Read the lines that follow and tally those with the word "construction"; give the number and nothing else.

▶ [Given information]
══════

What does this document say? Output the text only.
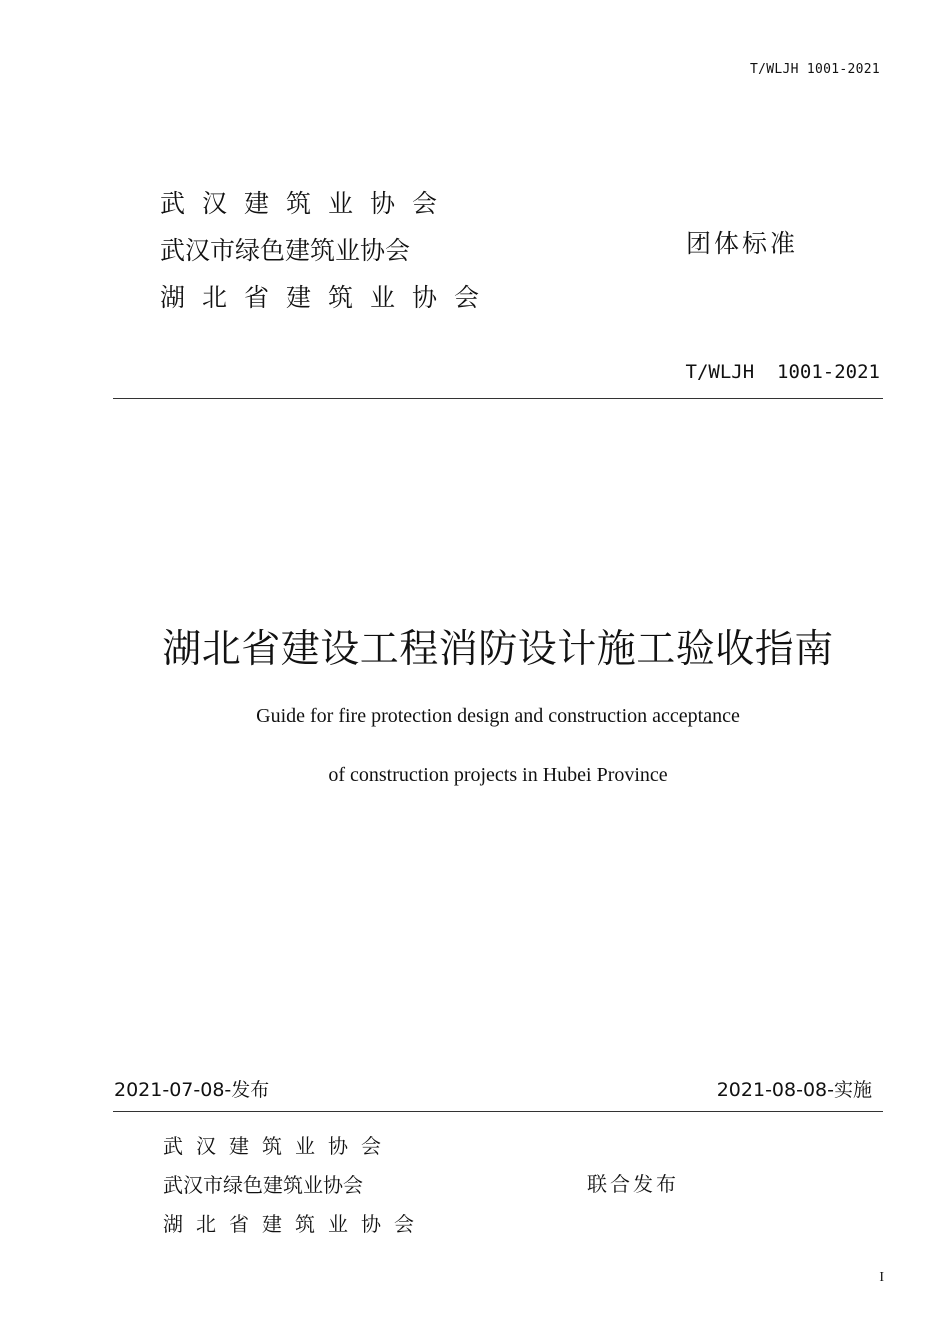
T/WLJH 1001-2021
武汉建筑业协会
武汉市绿色建筑业协会
湖北省建筑业协会
团体标准
T/WLJH  1001-2021
湖北省建设工程消防设计施工验收指南
Guide for fire protection design and construction acceptance
of construction projects in Hubei Province
2021-07-08-发布	2021-08-08-实施
武汉建筑业协会
武汉市绿色建筑业协会
湖北省建筑业协会
联合发布
I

══════

▶ [Task result]
2